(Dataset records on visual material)
══════════
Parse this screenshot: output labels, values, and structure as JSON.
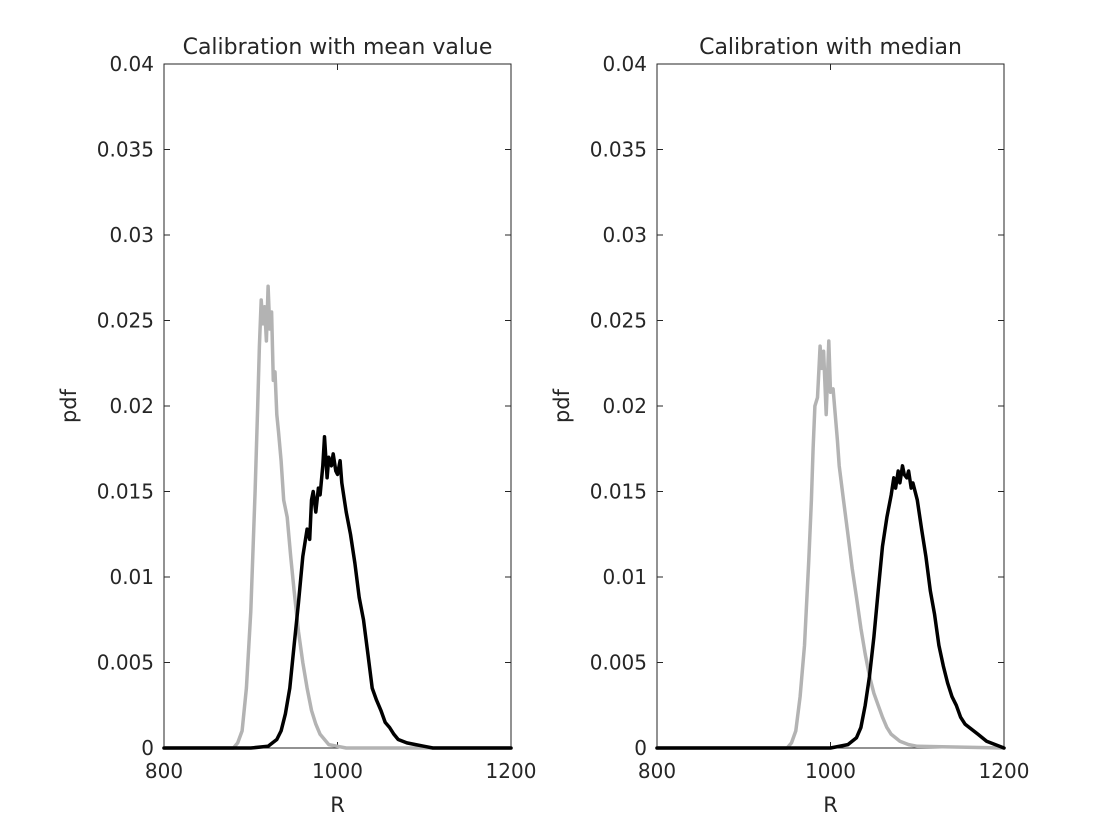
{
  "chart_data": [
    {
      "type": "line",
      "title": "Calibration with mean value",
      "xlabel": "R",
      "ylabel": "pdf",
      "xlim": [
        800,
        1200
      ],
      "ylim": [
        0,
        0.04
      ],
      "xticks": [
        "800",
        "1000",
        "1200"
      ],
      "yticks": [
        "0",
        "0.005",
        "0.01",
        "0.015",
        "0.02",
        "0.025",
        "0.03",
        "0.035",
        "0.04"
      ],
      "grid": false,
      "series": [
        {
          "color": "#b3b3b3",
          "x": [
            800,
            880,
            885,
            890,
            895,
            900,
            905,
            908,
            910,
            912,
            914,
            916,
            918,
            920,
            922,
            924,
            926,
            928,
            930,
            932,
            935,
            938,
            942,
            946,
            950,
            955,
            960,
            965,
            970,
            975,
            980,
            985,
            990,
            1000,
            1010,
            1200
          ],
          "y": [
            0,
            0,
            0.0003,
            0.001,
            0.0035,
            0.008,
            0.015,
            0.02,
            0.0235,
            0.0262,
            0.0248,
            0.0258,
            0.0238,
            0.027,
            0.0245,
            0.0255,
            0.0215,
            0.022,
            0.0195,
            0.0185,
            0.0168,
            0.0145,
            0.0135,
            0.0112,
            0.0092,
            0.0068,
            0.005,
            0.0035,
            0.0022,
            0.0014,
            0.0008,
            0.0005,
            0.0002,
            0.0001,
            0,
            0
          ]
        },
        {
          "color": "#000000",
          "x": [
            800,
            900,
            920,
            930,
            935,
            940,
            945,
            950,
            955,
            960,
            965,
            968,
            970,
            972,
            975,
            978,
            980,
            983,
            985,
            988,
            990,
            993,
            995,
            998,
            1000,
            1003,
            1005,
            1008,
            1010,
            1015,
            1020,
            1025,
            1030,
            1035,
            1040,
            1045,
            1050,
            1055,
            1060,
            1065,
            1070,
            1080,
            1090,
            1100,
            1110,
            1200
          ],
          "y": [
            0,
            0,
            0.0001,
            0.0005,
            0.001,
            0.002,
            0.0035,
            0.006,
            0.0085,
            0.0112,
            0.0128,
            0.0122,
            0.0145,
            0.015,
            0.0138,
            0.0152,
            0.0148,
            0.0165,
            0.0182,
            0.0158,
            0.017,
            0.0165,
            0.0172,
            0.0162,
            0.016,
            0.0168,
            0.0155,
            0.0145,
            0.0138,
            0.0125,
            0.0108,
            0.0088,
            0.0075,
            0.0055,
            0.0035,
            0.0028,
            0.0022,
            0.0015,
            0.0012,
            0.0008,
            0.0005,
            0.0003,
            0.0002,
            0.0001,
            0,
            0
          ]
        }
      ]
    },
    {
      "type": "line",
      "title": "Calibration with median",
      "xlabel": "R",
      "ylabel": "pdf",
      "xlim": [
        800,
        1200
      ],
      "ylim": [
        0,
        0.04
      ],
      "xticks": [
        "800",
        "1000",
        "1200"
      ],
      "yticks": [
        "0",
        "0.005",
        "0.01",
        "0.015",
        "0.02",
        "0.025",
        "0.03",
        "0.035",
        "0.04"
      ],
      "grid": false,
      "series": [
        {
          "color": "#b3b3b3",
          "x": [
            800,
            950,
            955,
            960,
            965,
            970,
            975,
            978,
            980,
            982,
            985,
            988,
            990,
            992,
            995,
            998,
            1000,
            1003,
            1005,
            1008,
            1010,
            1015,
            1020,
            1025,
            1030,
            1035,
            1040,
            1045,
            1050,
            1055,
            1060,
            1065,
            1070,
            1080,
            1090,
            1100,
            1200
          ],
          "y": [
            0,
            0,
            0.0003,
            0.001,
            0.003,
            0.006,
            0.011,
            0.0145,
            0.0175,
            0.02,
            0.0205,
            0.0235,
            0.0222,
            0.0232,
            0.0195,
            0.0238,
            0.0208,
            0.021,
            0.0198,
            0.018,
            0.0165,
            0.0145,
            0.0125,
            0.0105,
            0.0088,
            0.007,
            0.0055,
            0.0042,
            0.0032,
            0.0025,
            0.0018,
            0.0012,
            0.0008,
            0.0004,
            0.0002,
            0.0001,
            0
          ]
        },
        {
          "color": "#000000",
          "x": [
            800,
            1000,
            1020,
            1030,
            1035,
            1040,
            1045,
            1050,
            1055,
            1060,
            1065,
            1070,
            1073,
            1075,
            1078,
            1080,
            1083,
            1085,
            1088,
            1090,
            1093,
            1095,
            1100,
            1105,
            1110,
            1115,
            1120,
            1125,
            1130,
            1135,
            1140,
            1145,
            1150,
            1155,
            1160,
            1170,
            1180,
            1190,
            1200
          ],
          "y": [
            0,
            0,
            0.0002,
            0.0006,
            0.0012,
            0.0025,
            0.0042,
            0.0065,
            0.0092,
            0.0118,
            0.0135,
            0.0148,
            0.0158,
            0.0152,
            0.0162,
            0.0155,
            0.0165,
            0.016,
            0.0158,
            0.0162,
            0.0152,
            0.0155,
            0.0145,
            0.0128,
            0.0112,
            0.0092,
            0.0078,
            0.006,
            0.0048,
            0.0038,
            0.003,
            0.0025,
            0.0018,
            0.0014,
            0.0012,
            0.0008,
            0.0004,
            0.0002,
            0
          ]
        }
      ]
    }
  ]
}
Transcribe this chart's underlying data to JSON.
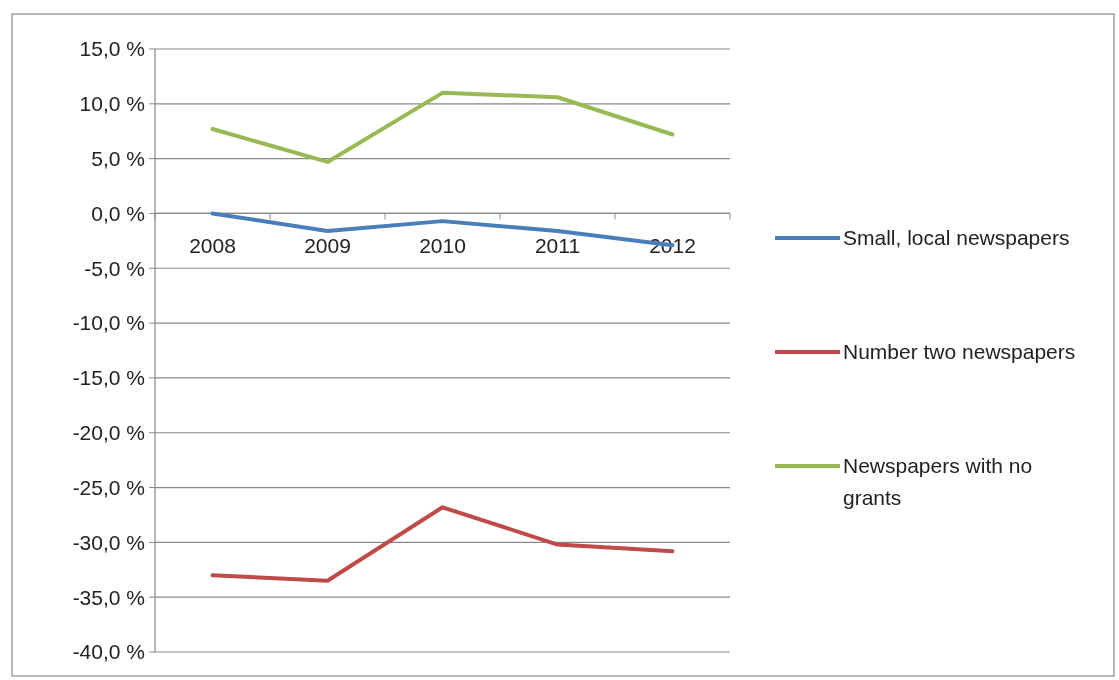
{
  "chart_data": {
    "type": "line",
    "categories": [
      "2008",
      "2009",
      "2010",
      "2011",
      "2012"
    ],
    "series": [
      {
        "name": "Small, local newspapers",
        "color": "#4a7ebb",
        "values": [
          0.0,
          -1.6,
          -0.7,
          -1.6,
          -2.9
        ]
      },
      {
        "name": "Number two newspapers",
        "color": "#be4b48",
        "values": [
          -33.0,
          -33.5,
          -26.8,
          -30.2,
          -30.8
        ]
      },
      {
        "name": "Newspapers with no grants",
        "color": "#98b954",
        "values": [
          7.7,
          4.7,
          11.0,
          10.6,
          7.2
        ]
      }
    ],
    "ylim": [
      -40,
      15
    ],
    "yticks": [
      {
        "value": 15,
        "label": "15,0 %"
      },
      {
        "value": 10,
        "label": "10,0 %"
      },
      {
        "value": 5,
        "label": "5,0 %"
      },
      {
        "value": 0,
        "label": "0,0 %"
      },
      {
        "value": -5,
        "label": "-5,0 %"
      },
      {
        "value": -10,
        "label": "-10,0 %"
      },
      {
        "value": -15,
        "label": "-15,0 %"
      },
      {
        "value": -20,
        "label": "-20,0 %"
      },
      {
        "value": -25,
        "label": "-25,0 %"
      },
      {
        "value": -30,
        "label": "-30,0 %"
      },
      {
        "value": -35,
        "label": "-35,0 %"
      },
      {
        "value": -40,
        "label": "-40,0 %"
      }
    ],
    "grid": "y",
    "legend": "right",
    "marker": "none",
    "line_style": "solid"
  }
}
══════════
Restate every record exactly, please; do not copy the pictures.

Parse this screenshot: output labels, values, and structure as JSON.
{
  "chart_data": [
    {
      "type": "line",
      "title": "Calibration with mean value",
      "xlabel": "R",
      "ylabel": "pdf",
      "xlim": [
        800,
        1200
      ],
      "ylim": [
        0,
        0.04
      ],
      "xticks": [
        "800",
        "1000",
        "1200"
      ],
      "yticks": [
        "0",
        "0.005",
        "0.01",
        "0.015",
        "0.02",
        "0.025",
        "0.03",
        "0.035",
        "0.04"
      ],
      "grid": false,
      "series": [
        {
          "color": "#b3b3b3",
          "x": [
            800,
            880,
            885,
            890,
            895,
            900,
            905,
            908,
            910,
            912,
            914,
            916,
            918,
            920,
            922,
            924,
            926,
            928,
            930,
            932,
            935,
            938,
            942,
            946,
            950,
            955,
            960,
            965,
            970,
            975,
            980,
            985,
            990,
            1000,
            1010,
            1200
          ],
          "y": [
            0,
            0,
            0.0003,
            0.001,
            0.0035,
            0.008,
            0.015,
            0.02,
            0.0235,
            0.0262,
            0.0248,
            0.0258,
            0.0238,
            0.027,
            0.0245,
            0.0255,
            0.0215,
            0.022,
            0.0195,
            0.0185,
            0.0168,
            0.0145,
            0.0135,
            0.0112,
            0.0092,
            0.0068,
            0.005,
            0.0035,
            0.0022,
            0.0014,
            0.0008,
            0.0005,
            0.0002,
            0.0001,
            0,
            0
          ]
        },
        {
          "color": "#000000",
          "x": [
            800,
            900,
            920,
            930,
            935,
            940,
            945,
            950,
            955,
            960,
            965,
            968,
            970,
            972,
            975,
            978,
            980,
            983,
            985,
            988,
            990,
            993,
            995,
            998,
            1000,
            1003,
            1005,
            1008,
            1010,
            1015,
            1020,
            1025,
            1030,
            1035,
            1040,
            1045,
            1050,
            1055,
            1060,
            1065,
            1070,
            1080,
            1090,
            1100,
            1110,
            1200
          ],
          "y": [
            0,
            0,
            0.0001,
            0.0005,
            0.001,
            0.002,
            0.0035,
            0.006,
            0.0085,
            0.0112,
            0.0128,
            0.0122,
            0.0145,
            0.015,
            0.0138,
            0.0152,
            0.0148,
            0.0165,
            0.0182,
            0.0158,
            0.017,
            0.0165,
            0.0172,
            0.0162,
            0.016,
            0.0168,
            0.0155,
            0.0145,
            0.0138,
            0.0125,
            0.0108,
            0.0088,
            0.0075,
            0.0055,
            0.0035,
            0.0028,
            0.0022,
            0.0015,
            0.0012,
            0.0008,
            0.0005,
            0.0003,
            0.0002,
            0.0001,
            0,
            0
          ]
        }
      ]
    },
    {
      "type": "line",
      "title": "Calibration with median",
      "xlabel": "R",
      "ylabel": "pdf",
      "xlim": [
        800,
        1200
      ],
      "ylim": [
        0,
        0.04
      ],
      "xticks": [
        "800",
        "1000",
        "1200"
      ],
      "yticks": [
        "0",
        "0.005",
        "0.01",
        "0.015",
        "0.02",
        "0.025",
        "0.03",
        "0.035",
        "0.04"
      ],
      "grid": false,
      "series": [
        {
          "color": "#b3b3b3",
          "x": [
            800,
            950,
            955,
            960,
            965,
            970,
            975,
            978,
            980,
            982,
            985,
            988,
            990,
            992,
            995,
            998,
            1000,
            1003,
            1005,
            1008,
            1010,
            1015,
            1020,
            1025,
            1030,
            1035,
            1040,
            1045,
            1050,
            1055,
            1060,
            1065,
            1070,
            1080,
            1090,
            1100,
            1200
          ],
          "y": [
            0,
            0,
            0.0003,
            0.001,
            0.003,
            0.006,
            0.011,
            0.0145,
            0.0175,
            0.02,
            0.0205,
            0.0235,
            0.0222,
            0.0232,
            0.0195,
            0.0238,
            0.0208,
            0.021,
            0.0198,
            0.018,
            0.0165,
            0.0145,
            0.0125,
            0.0105,
            0.0088,
            0.007,
            0.0055,
            0.0042,
            0.0032,
            0.0025,
            0.0018,
            0.0012,
            0.0008,
            0.0004,
            0.0002,
            0.0001,
            0
          ]
        },
        {
          "color": "#000000",
          "x": [
            800,
            1000,
            1020,
            1030,
            1035,
            1040,
            1045,
            1050,
            1055,
            1060,
            1065,
            1070,
            1073,
            1075,
            1078,
            1080,
            1083,
            1085,
            1088,
            1090,
            1093,
            1095,
            1100,
            1105,
            1110,
            1115,
            1120,
            1125,
            1130,
            1135,
            1140,
            1145,
            1150,
            1155,
            1160,
            1170,
            1180,
            1190,
            1200
          ],
          "y": [
            0,
            0,
            0.0002,
            0.0006,
            0.0012,
            0.0025,
            0.0042,
            0.0065,
            0.0092,
            0.0118,
            0.0135,
            0.0148,
            0.0158,
            0.0152,
            0.0162,
            0.0155,
            0.0165,
            0.016,
            0.0158,
            0.0162,
            0.0152,
            0.0155,
            0.0145,
            0.0128,
            0.0112,
            0.0092,
            0.0078,
            0.006,
            0.0048,
            0.0038,
            0.003,
            0.0025,
            0.0018,
            0.0014,
            0.0012,
            0.0008,
            0.0004,
            0.0002,
            0
          ]
        }
      ]
    }
  ]
}
Transcribe this chart's underlying data to JSON.
{
  "chart_data": {
    "type": "line",
    "categories": [
      "2008",
      "2009",
      "2010",
      "2011",
      "2012"
    ],
    "series": [
      {
        "name": "Small, local newspapers",
        "color": "#4a7ebb",
        "values": [
          0.0,
          -1.6,
          -0.7,
          -1.6,
          -2.9
        ]
      },
      {
        "name": "Number two newspapers",
        "color": "#be4b48",
        "values": [
          -33.0,
          -33.5,
          -26.8,
          -30.2,
          -30.8
        ]
      },
      {
        "name": "Newspapers with no grants",
        "color": "#98b954",
        "values": [
          7.7,
          4.7,
          11.0,
          10.6,
          7.2
        ]
      }
    ],
    "ylim": [
      -40,
      15
    ],
    "yticks": [
      {
        "value": 15,
        "label": "15,0 %"
      },
      {
        "value": 10,
        "label": "10,0 %"
      },
      {
        "value": 5,
        "label": "5,0 %"
      },
      {
        "value": 0,
        "label": "0,0 %"
      },
      {
        "value": -5,
        "label": "-5,0 %"
      },
      {
        "value": -10,
        "label": "-10,0 %"
      },
      {
        "value": -15,
        "label": "-15,0 %"
      },
      {
        "value": -20,
        "label": "-20,0 %"
      },
      {
        "value": -25,
        "label": "-25,0 %"
      },
      {
        "value": -30,
        "label": "-30,0 %"
      },
      {
        "value": -35,
        "label": "-35,0 %"
      },
      {
        "value": -40,
        "label": "-40,0 %"
      }
    ],
    "grid": "y",
    "legend": "right",
    "marker": "none",
    "line_style": "solid"
  }
}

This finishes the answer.